## What the exercise asks
Leave out the pictures and transcribe the rest of the records exactly.

-- start Task material --

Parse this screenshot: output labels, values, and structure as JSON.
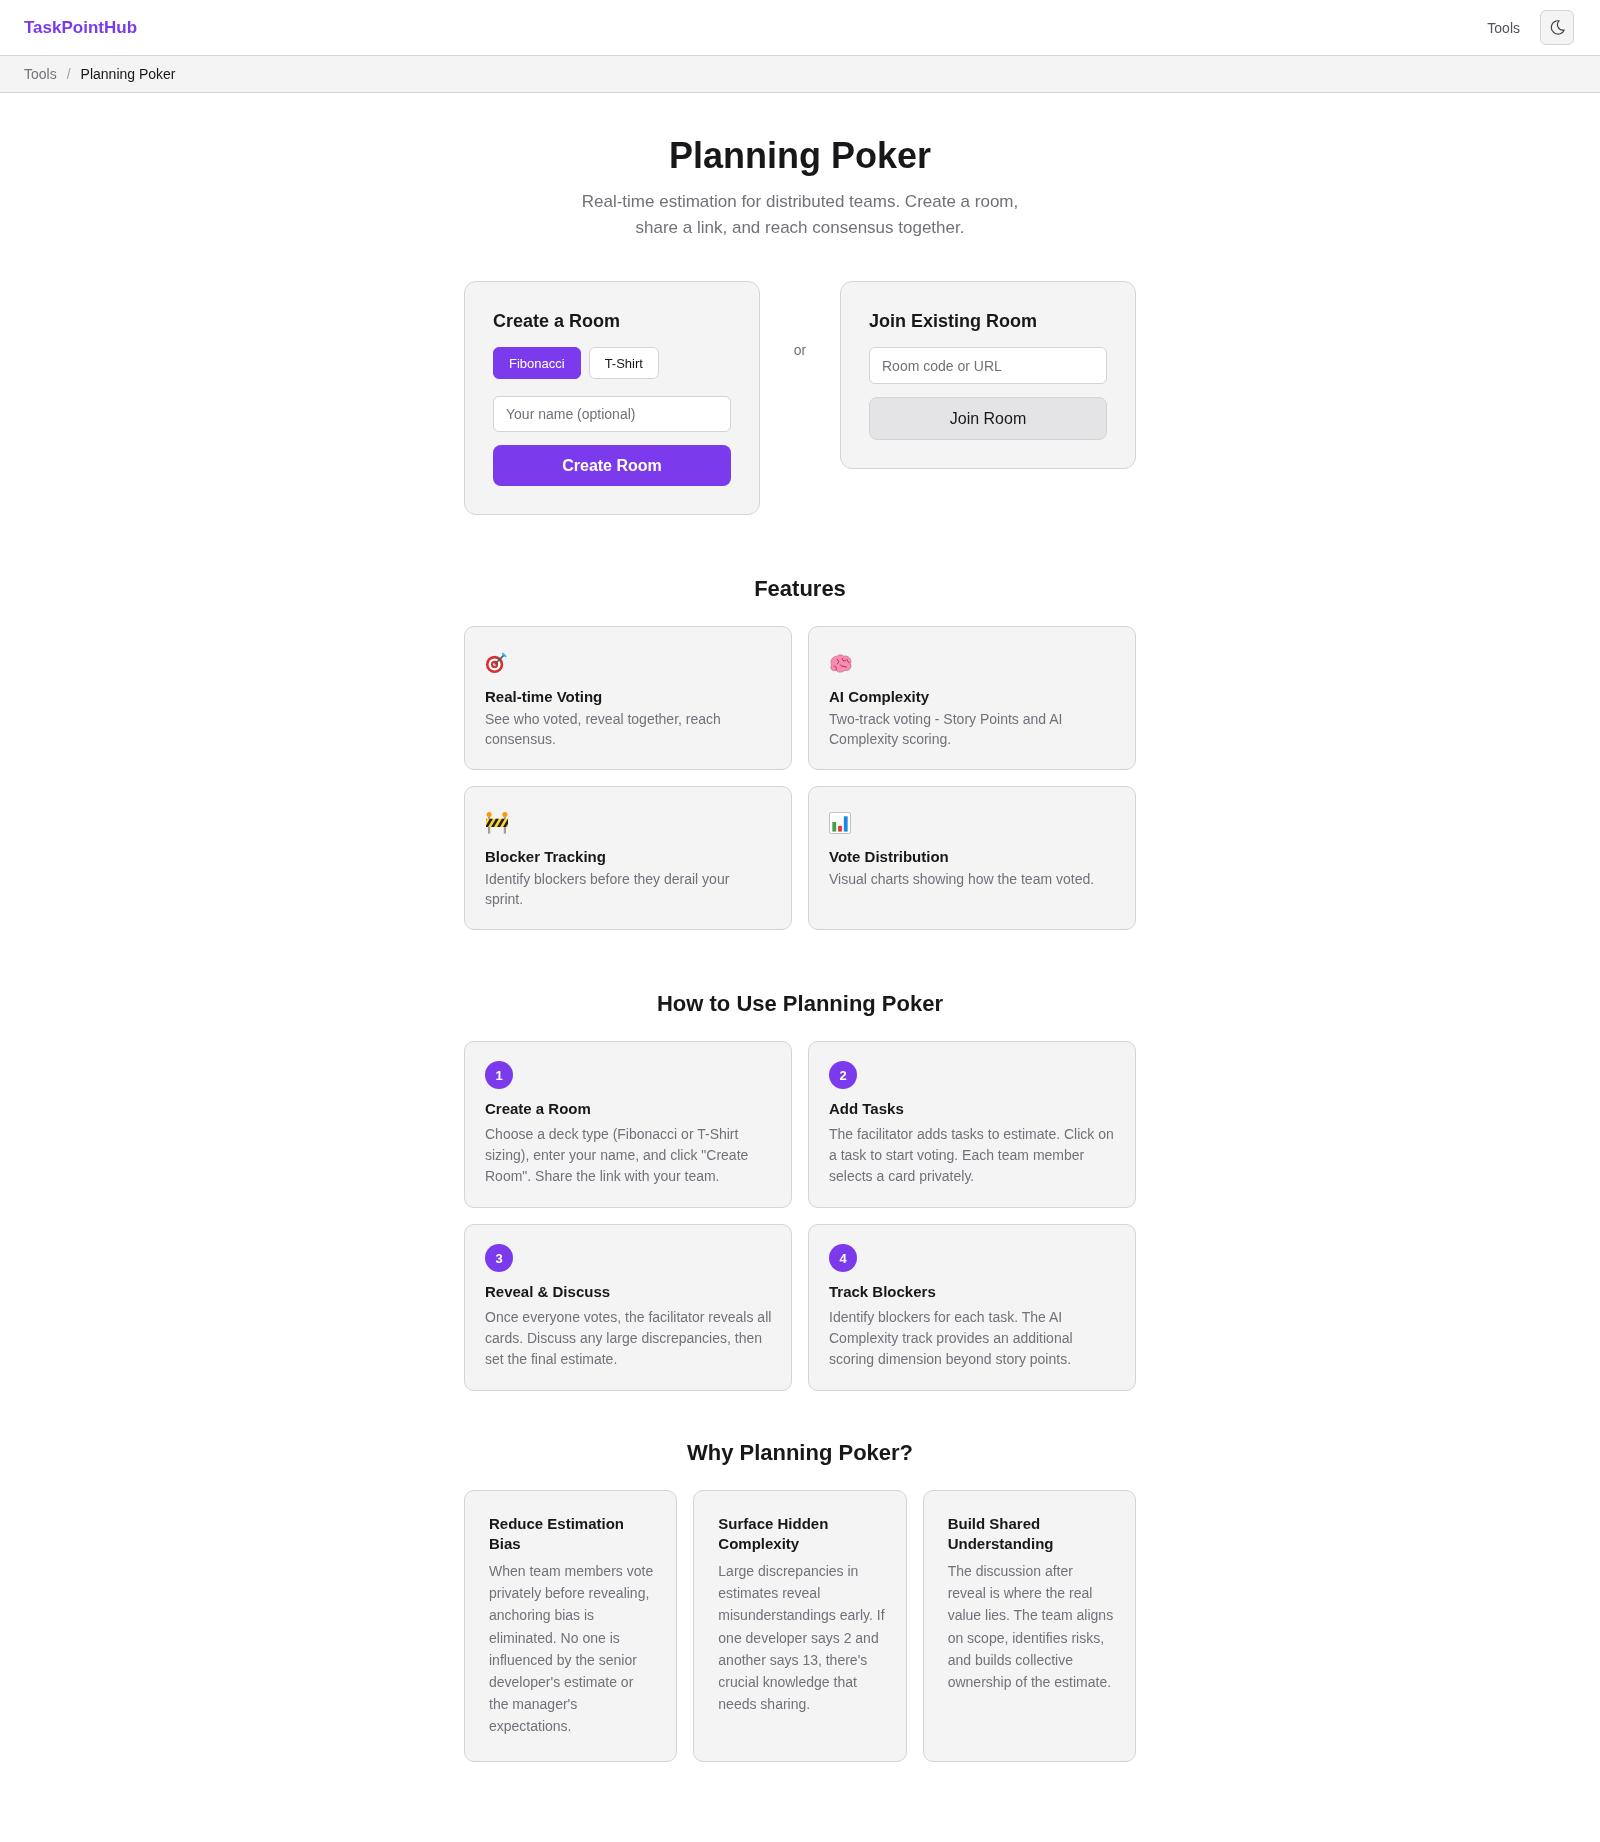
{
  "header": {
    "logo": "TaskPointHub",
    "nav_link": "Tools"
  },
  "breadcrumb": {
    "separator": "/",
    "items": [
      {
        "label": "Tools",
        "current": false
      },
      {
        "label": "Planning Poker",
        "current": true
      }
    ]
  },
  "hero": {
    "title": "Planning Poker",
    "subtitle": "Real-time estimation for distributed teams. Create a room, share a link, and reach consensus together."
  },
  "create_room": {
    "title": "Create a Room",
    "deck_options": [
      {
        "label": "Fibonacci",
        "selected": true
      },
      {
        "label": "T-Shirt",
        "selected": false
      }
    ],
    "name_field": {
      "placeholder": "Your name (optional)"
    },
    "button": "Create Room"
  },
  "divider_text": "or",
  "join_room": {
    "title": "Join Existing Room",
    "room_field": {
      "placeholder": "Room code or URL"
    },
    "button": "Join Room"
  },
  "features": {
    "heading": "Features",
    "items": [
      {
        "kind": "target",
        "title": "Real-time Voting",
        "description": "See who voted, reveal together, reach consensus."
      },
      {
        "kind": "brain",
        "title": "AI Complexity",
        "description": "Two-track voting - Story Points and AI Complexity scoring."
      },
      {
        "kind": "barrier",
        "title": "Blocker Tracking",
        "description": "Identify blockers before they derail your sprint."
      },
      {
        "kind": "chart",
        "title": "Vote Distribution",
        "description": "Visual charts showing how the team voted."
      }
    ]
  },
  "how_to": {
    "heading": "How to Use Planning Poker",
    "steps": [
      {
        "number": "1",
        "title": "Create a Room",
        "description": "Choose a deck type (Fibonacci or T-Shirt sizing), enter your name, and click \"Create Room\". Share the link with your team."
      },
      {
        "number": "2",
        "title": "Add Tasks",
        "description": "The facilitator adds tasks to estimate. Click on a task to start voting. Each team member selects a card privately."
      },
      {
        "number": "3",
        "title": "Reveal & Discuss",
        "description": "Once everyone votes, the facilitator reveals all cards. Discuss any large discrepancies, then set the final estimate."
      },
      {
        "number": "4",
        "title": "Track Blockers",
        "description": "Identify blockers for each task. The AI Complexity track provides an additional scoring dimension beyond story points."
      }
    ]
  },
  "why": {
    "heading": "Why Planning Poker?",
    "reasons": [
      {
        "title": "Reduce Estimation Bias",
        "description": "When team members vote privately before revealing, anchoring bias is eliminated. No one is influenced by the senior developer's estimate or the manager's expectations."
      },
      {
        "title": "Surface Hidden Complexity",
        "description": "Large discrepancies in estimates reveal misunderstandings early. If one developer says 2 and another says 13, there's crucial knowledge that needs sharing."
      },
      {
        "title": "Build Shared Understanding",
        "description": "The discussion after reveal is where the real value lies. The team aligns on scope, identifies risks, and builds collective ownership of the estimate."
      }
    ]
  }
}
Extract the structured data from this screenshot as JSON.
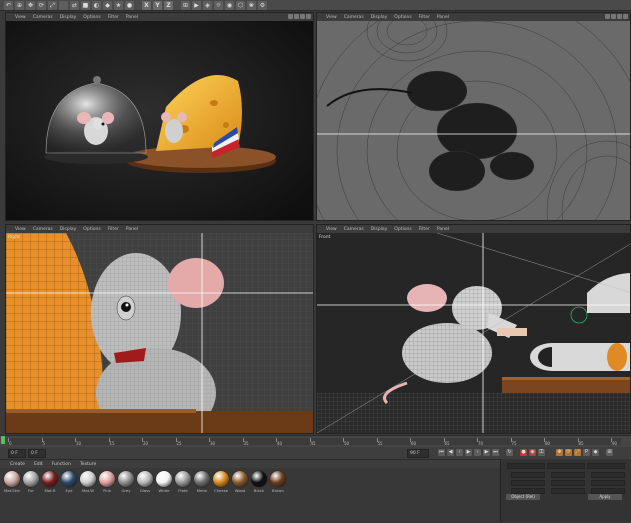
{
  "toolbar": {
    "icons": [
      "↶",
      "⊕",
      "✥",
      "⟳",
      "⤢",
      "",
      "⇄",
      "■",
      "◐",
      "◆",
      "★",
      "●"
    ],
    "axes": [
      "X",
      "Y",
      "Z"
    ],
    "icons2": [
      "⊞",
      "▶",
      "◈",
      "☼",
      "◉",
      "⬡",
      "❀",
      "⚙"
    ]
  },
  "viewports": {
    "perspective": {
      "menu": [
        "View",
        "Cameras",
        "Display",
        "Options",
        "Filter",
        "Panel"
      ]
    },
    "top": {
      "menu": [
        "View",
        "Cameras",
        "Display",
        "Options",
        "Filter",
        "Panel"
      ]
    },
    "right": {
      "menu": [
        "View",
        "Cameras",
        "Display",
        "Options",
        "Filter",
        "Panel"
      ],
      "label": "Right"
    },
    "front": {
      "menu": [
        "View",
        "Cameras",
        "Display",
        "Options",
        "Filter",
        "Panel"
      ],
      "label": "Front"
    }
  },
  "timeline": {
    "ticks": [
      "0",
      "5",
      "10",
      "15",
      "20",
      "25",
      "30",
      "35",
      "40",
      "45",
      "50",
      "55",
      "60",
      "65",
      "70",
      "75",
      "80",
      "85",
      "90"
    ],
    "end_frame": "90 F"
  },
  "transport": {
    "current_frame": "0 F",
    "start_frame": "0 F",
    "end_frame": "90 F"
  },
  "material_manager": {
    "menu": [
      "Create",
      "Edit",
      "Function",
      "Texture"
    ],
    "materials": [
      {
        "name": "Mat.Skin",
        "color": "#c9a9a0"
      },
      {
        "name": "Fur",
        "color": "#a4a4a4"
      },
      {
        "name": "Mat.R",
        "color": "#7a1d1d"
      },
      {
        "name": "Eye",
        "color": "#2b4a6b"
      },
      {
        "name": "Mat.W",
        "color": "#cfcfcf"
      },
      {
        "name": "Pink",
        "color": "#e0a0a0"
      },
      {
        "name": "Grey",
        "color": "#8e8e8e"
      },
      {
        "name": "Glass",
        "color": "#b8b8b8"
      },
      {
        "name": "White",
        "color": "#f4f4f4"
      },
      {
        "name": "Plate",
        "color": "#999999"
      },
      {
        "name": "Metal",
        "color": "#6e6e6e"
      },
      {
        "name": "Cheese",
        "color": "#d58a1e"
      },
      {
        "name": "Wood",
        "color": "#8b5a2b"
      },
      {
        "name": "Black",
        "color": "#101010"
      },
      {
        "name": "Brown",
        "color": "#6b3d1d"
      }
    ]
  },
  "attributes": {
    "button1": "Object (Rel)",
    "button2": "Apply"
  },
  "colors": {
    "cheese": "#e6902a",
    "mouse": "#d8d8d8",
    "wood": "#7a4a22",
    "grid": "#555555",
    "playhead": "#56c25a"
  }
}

-- end Task material --

## Full answer
Parse this screenshot: output labels, values, and structure as JSON.
{
  "header": {
    "logo": "TaskPointHub",
    "nav_link": "Tools"
  },
  "breadcrumb": {
    "separator": "/",
    "items": [
      {
        "label": "Tools",
        "current": false
      },
      {
        "label": "Planning Poker",
        "current": true
      }
    ]
  },
  "hero": {
    "title": "Planning Poker",
    "subtitle": "Real-time estimation for distributed teams. Create a room, share a link, and reach consensus together."
  },
  "create_room": {
    "title": "Create a Room",
    "deck_options": [
      {
        "label": "Fibonacci",
        "selected": true
      },
      {
        "label": "T-Shirt",
        "selected": false
      }
    ],
    "name_field": {
      "placeholder": "Your name (optional)"
    },
    "button": "Create Room"
  },
  "divider_text": "or",
  "join_room": {
    "title": "Join Existing Room",
    "room_field": {
      "placeholder": "Room code or URL"
    },
    "button": "Join Room"
  },
  "features": {
    "heading": "Features",
    "items": [
      {
        "kind": "target",
        "title": "Real-time Voting",
        "description": "See who voted, reveal together, reach consensus."
      },
      {
        "kind": "brain",
        "title": "AI Complexity",
        "description": "Two-track voting - Story Points and AI Complexity scoring."
      },
      {
        "kind": "barrier",
        "title": "Blocker Tracking",
        "description": "Identify blockers before they derail your sprint."
      },
      {
        "kind": "chart",
        "title": "Vote Distribution",
        "description": "Visual charts showing how the team voted."
      }
    ]
  },
  "how_to": {
    "heading": "How to Use Planning Poker",
    "steps": [
      {
        "number": "1",
        "title": "Create a Room",
        "description": "Choose a deck type (Fibonacci or T-Shirt sizing), enter your name, and click \"Create Room\". Share the link with your team."
      },
      {
        "number": "2",
        "title": "Add Tasks",
        "description": "The facilitator adds tasks to estimate. Click on a task to start voting. Each team member selects a card privately."
      },
      {
        "number": "3",
        "title": "Reveal & Discuss",
        "description": "Once everyone votes, the facilitator reveals all cards. Discuss any large discrepancies, then set the final estimate."
      },
      {
        "number": "4",
        "title": "Track Blockers",
        "description": "Identify blockers for each task. The AI Complexity track provides an additional scoring dimension beyond story points."
      }
    ]
  },
  "why": {
    "heading": "Why Planning Poker?",
    "reasons": [
      {
        "title": "Reduce Estimation Bias",
        "description": "When team members vote privately before revealing, anchoring bias is eliminated. No one is influenced by the senior developer's estimate or the manager's expectations."
      },
      {
        "title": "Surface Hidden Complexity",
        "description": "Large discrepancies in estimates reveal misunderstandings early. If one developer says 2 and another says 13, there's crucial knowledge that needs sharing."
      },
      {
        "title": "Build Shared Understanding",
        "description": "The discussion after reveal is where the real value lies. The team aligns on scope, identifies risks, and builds collective ownership of the estimate."
      }
    ]
  }
}
Extract the structured data from this screenshot as JSON.
{
  "toolbar": {
    "icons": [
      "↶",
      "⊕",
      "✥",
      "⟳",
      "⤢",
      "",
      "⇄",
      "■",
      "◐",
      "◆",
      "★",
      "●"
    ],
    "axes": [
      "X",
      "Y",
      "Z"
    ],
    "icons2": [
      "⊞",
      "▶",
      "◈",
      "☼",
      "◉",
      "⬡",
      "❀",
      "⚙"
    ]
  },
  "viewports": {
    "perspective": {
      "menu": [
        "View",
        "Cameras",
        "Display",
        "Options",
        "Filter",
        "Panel"
      ]
    },
    "top": {
      "menu": [
        "View",
        "Cameras",
        "Display",
        "Options",
        "Filter",
        "Panel"
      ]
    },
    "right": {
      "menu": [
        "View",
        "Cameras",
        "Display",
        "Options",
        "Filter",
        "Panel"
      ],
      "label": "Right"
    },
    "front": {
      "menu": [
        "View",
        "Cameras",
        "Display",
        "Options",
        "Filter",
        "Panel"
      ],
      "label": "Front"
    }
  },
  "timeline": {
    "ticks": [
      "0",
      "5",
      "10",
      "15",
      "20",
      "25",
      "30",
      "35",
      "40",
      "45",
      "50",
      "55",
      "60",
      "65",
      "70",
      "75",
      "80",
      "85",
      "90"
    ],
    "end_frame": "90 F"
  },
  "transport": {
    "current_frame": "0 F",
    "start_frame": "0 F",
    "end_frame": "90 F"
  },
  "material_manager": {
    "menu": [
      "Create",
      "Edit",
      "Function",
      "Texture"
    ],
    "materials": [
      {
        "name": "Mat.Skin",
        "color": "#c9a9a0"
      },
      {
        "name": "Fur",
        "color": "#a4a4a4"
      },
      {
        "name": "Mat.R",
        "color": "#7a1d1d"
      },
      {
        "name": "Eye",
        "color": "#2b4a6b"
      },
      {
        "name": "Mat.W",
        "color": "#cfcfcf"
      },
      {
        "name": "Pink",
        "color": "#e0a0a0"
      },
      {
        "name": "Grey",
        "color": "#8e8e8e"
      },
      {
        "name": "Glass",
        "color": "#b8b8b8"
      },
      {
        "name": "White",
        "color": "#f4f4f4"
      },
      {
        "name": "Plate",
        "color": "#999999"
      },
      {
        "name": "Metal",
        "color": "#6e6e6e"
      },
      {
        "name": "Cheese",
        "color": "#d58a1e"
      },
      {
        "name": "Wood",
        "color": "#8b5a2b"
      },
      {
        "name": "Black",
        "color": "#101010"
      },
      {
        "name": "Brown",
        "color": "#6b3d1d"
      }
    ]
  },
  "attributes": {
    "button1": "Object (Rel)",
    "button2": "Apply"
  },
  "colors": {
    "cheese": "#e6902a",
    "mouse": "#d8d8d8",
    "wood": "#7a4a22",
    "grid": "#555555",
    "playhead": "#56c25a"
  }
}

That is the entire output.